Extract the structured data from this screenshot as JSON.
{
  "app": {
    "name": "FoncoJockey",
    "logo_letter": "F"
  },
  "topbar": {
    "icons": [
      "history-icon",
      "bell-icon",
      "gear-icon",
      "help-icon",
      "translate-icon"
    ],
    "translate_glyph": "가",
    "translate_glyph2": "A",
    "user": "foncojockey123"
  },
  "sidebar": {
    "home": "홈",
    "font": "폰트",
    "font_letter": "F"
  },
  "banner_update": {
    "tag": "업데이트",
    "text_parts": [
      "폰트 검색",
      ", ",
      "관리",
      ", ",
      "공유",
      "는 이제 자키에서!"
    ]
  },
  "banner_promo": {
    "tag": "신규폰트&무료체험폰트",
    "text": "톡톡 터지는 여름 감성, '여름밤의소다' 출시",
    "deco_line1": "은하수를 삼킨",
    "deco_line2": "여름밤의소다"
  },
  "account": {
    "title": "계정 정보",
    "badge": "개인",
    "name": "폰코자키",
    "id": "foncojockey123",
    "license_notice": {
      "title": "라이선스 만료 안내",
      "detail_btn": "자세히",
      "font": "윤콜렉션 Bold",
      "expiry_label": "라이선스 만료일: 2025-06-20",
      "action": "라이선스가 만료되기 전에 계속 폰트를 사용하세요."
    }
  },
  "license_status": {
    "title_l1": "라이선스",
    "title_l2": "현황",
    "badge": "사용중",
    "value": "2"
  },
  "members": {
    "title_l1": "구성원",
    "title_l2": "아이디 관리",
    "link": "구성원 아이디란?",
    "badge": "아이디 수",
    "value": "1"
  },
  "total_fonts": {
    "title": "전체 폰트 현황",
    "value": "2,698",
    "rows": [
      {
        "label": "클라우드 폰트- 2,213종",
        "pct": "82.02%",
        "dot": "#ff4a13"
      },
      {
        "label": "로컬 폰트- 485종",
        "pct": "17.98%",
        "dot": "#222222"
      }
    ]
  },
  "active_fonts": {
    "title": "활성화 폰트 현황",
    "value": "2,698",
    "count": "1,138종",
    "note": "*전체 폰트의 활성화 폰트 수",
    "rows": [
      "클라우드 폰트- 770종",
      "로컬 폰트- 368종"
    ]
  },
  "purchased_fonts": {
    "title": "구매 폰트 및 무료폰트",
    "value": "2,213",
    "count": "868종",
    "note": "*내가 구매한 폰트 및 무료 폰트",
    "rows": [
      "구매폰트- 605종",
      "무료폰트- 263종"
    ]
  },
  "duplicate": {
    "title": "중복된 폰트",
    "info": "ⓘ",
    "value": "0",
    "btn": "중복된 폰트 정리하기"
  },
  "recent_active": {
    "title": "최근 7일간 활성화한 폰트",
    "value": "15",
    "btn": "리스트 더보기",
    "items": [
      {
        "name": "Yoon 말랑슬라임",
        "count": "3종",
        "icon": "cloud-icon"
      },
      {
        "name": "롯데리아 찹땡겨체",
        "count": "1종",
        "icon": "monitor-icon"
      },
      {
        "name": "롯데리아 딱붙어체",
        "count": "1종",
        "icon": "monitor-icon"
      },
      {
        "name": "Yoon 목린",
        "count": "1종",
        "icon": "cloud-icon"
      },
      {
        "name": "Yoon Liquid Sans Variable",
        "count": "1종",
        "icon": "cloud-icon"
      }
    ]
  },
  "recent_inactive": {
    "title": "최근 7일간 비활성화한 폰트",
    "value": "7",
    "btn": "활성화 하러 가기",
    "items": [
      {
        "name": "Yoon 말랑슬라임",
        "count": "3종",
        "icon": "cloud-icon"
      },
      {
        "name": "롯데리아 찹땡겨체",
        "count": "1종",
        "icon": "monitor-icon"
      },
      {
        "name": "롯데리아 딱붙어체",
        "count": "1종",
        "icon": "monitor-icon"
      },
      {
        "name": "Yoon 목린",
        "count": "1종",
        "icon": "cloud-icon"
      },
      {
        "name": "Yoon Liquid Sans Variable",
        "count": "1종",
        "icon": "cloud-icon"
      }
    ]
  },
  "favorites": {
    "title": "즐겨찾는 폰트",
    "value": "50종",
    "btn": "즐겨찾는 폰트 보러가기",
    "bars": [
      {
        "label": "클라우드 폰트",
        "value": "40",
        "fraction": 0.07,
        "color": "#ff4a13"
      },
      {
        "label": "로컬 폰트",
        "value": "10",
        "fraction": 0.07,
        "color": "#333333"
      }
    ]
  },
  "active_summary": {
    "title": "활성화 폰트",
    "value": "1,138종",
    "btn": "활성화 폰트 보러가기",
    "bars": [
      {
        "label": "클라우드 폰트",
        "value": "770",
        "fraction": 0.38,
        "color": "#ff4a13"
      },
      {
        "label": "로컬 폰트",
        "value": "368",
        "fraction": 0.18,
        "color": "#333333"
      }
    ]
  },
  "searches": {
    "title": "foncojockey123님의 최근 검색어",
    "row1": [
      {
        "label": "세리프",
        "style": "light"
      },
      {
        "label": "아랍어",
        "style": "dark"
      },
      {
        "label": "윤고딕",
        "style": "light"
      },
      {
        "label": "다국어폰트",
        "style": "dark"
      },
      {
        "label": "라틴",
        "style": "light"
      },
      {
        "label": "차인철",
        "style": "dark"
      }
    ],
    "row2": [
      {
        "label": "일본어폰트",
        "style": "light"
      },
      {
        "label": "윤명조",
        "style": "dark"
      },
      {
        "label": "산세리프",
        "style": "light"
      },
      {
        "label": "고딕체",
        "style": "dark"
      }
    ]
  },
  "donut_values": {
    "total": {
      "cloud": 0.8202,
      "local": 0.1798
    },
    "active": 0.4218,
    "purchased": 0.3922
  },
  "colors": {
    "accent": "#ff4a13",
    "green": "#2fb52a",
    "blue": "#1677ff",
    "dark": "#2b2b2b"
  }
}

> **Task statement**
Repeat every line of the records above exactly.

> **The completed task**
Extract the structured data from this screenshot as JSON.
{
  "app": {
    "name": "FoncoJockey",
    "logo_letter": "F"
  },
  "topbar": {
    "icons": [
      "history-icon",
      "bell-icon",
      "gear-icon",
      "help-icon",
      "translate-icon"
    ],
    "translate_glyph": "가",
    "translate_glyph2": "A",
    "user": "foncojockey123"
  },
  "sidebar": {
    "home": "홈",
    "font": "폰트",
    "font_letter": "F"
  },
  "banner_update": {
    "tag": "업데이트",
    "text_parts": [
      "폰트 검색",
      ", ",
      "관리",
      ", ",
      "공유",
      "는 이제 자키에서!"
    ]
  },
  "banner_promo": {
    "tag": "신규폰트&무료체험폰트",
    "text": "톡톡 터지는 여름 감성, '여름밤의소다' 출시",
    "deco_line1": "은하수를 삼킨",
    "deco_line2": "여름밤의소다"
  },
  "account": {
    "title": "계정 정보",
    "badge": "개인",
    "name": "폰코자키",
    "id": "foncojockey123",
    "license_notice": {
      "title": "라이선스 만료 안내",
      "detail_btn": "자세히",
      "font": "윤콜렉션 Bold",
      "expiry_label": "라이선스 만료일: 2025-06-20",
      "action": "라이선스가 만료되기 전에 계속 폰트를 사용하세요."
    }
  },
  "license_status": {
    "title_l1": "라이선스",
    "title_l2": "현황",
    "badge": "사용중",
    "value": "2"
  },
  "members": {
    "title_l1": "구성원",
    "title_l2": "아이디 관리",
    "link": "구성원 아이디란?",
    "badge": "아이디 수",
    "value": "1"
  },
  "total_fonts": {
    "title": "전체 폰트 현황",
    "value": "2,698",
    "rows": [
      {
        "label": "클라우드 폰트- 2,213종",
        "pct": "82.02%",
        "dot": "#ff4a13"
      },
      {
        "label": "로컬 폰트- 485종",
        "pct": "17.98%",
        "dot": "#222222"
      }
    ]
  },
  "active_fonts": {
    "title": "활성화 폰트 현황",
    "value": "2,698",
    "count": "1,138종",
    "note": "*전체 폰트의 활성화 폰트 수",
    "rows": [
      "클라우드 폰트- 770종",
      "로컬 폰트- 368종"
    ]
  },
  "purchased_fonts": {
    "title": "구매 폰트 및 무료폰트",
    "value": "2,213",
    "count": "868종",
    "note": "*내가 구매한 폰트 및 무료 폰트",
    "rows": [
      "구매폰트- 605종",
      "무료폰트- 263종"
    ]
  },
  "duplicate": {
    "title": "중복된 폰트",
    "info": "ⓘ",
    "value": "0",
    "btn": "중복된 폰트 정리하기"
  },
  "recent_active": {
    "title": "최근 7일간 활성화한 폰트",
    "value": "15",
    "btn": "리스트 더보기",
    "items": [
      {
        "name": "Yoon 말랑슬라임",
        "count": "3종",
        "icon": "cloud-icon"
      },
      {
        "name": "롯데리아 찹땡겨체",
        "count": "1종",
        "icon": "monitor-icon"
      },
      {
        "name": "롯데리아 딱붙어체",
        "count": "1종",
        "icon": "monitor-icon"
      },
      {
        "name": "Yoon 목린",
        "count": "1종",
        "icon": "cloud-icon"
      },
      {
        "name": "Yoon Liquid Sans Variable",
        "count": "1종",
        "icon": "cloud-icon"
      }
    ]
  },
  "recent_inactive": {
    "title": "최근 7일간 비활성화한 폰트",
    "value": "7",
    "btn": "활성화 하러 가기",
    "items": [
      {
        "name": "Yoon 말랑슬라임",
        "count": "3종",
        "icon": "cloud-icon"
      },
      {
        "name": "롯데리아 찹땡겨체",
        "count": "1종",
        "icon": "monitor-icon"
      },
      {
        "name": "롯데리아 딱붙어체",
        "count": "1종",
        "icon": "monitor-icon"
      },
      {
        "name": "Yoon 목린",
        "count": "1종",
        "icon": "cloud-icon"
      },
      {
        "name": "Yoon Liquid Sans Variable",
        "count": "1종",
        "icon": "cloud-icon"
      }
    ]
  },
  "favorites": {
    "title": "즐겨찾는 폰트",
    "value": "50종",
    "btn": "즐겨찾는 폰트 보러가기",
    "bars": [
      {
        "label": "클라우드 폰트",
        "value": "40",
        "fraction": 0.07,
        "color": "#ff4a13"
      },
      {
        "label": "로컬 폰트",
        "value": "10",
        "fraction": 0.07,
        "color": "#333333"
      }
    ]
  },
  "active_summary": {
    "title": "활성화 폰트",
    "value": "1,138종",
    "btn": "활성화 폰트 보러가기",
    "bars": [
      {
        "label": "클라우드 폰트",
        "value": "770",
        "fraction": 0.38,
        "color": "#ff4a13"
      },
      {
        "label": "로컬 폰트",
        "value": "368",
        "fraction": 0.18,
        "color": "#333333"
      }
    ]
  },
  "searches": {
    "title": "foncojockey123님의 최근 검색어",
    "row1": [
      {
        "label": "세리프",
        "style": "light"
      },
      {
        "label": "아랍어",
        "style": "dark"
      },
      {
        "label": "윤고딕",
        "style": "light"
      },
      {
        "label": "다국어폰트",
        "style": "dark"
      },
      {
        "label": "라틴",
        "style": "light"
      },
      {
        "label": "차인철",
        "style": "dark"
      }
    ],
    "row2": [
      {
        "label": "일본어폰트",
        "style": "light"
      },
      {
        "label": "윤명조",
        "style": "dark"
      },
      {
        "label": "산세리프",
        "style": "light"
      },
      {
        "label": "고딕체",
        "style": "dark"
      }
    ]
  },
  "donut_values": {
    "total": {
      "cloud": 0.8202,
      "local": 0.1798
    },
    "active": 0.4218,
    "purchased": 0.3922
  },
  "colors": {
    "accent": "#ff4a13",
    "green": "#2fb52a",
    "blue": "#1677ff",
    "dark": "#2b2b2b"
  }
}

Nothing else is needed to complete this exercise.